• _Job_:
Transcribe the records below exactly as they appear, omitting any pictures.

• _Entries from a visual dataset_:
# # # # #

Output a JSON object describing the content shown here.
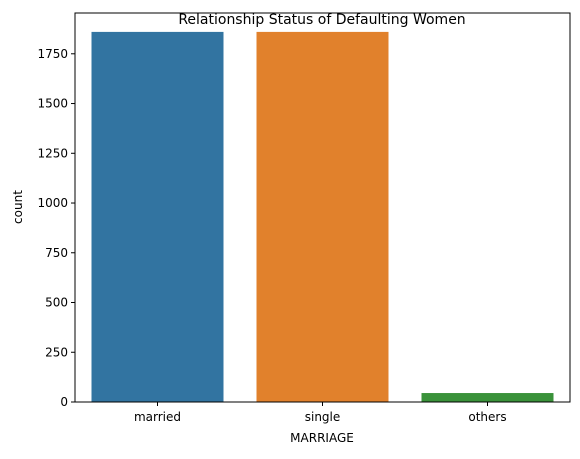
{
  "chart_data": {
    "type": "bar",
    "title": "Relationship Status of Defaulting Women",
    "xlabel": "MARRIAGE",
    "ylabel": "count",
    "categories": [
      "married",
      "single",
      "others"
    ],
    "values": [
      1860,
      1860,
      45
    ],
    "colors": [
      "#3274a1",
      "#e1812c",
      "#3a923a"
    ],
    "ylim": [
      0,
      1955
    ],
    "yticks": [
      0,
      250,
      500,
      750,
      1000,
      1250,
      1500,
      1750
    ],
    "grid": false,
    "legend": "none"
  }
}
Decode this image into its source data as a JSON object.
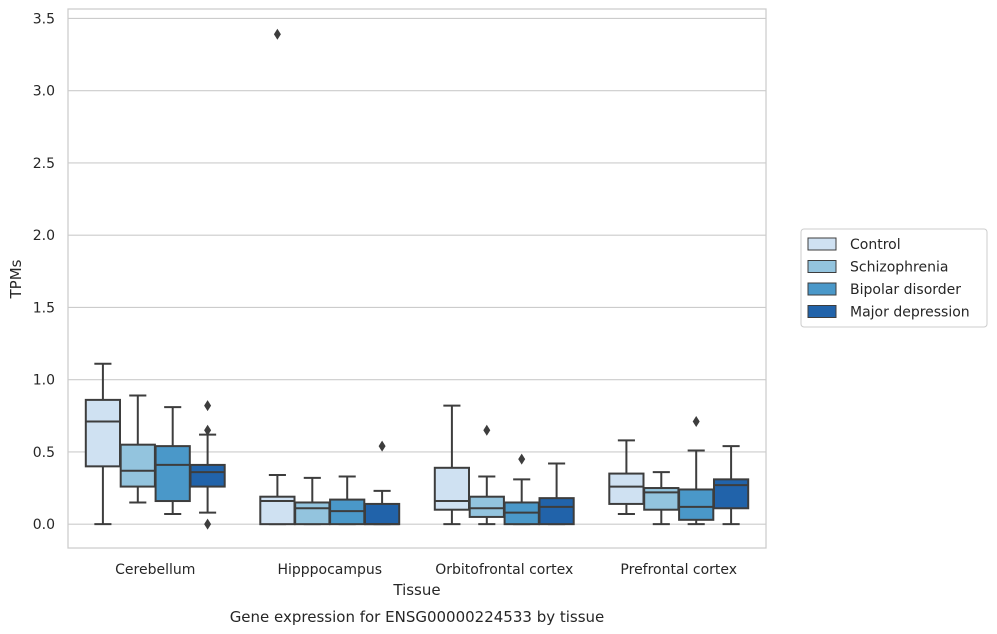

# # # # #

• _Solution for this task_:
Output a JSON object describing the content shown here.
{
  "chart_data": {
    "type": "bar",
    "title": "Relationship Status of Defaulting Women",
    "xlabel": "MARRIAGE",
    "ylabel": "count",
    "categories": [
      "married",
      "single",
      "others"
    ],
    "values": [
      1860,
      1860,
      45
    ],
    "colors": [
      "#3274a1",
      "#e1812c",
      "#3a923a"
    ],
    "ylim": [
      0,
      1955
    ],
    "yticks": [
      0,
      250,
      500,
      750,
      1000,
      1250,
      1500,
      1750
    ],
    "grid": false,
    "legend": "none"
  }
}
Decode this image into its source data as a JSON object.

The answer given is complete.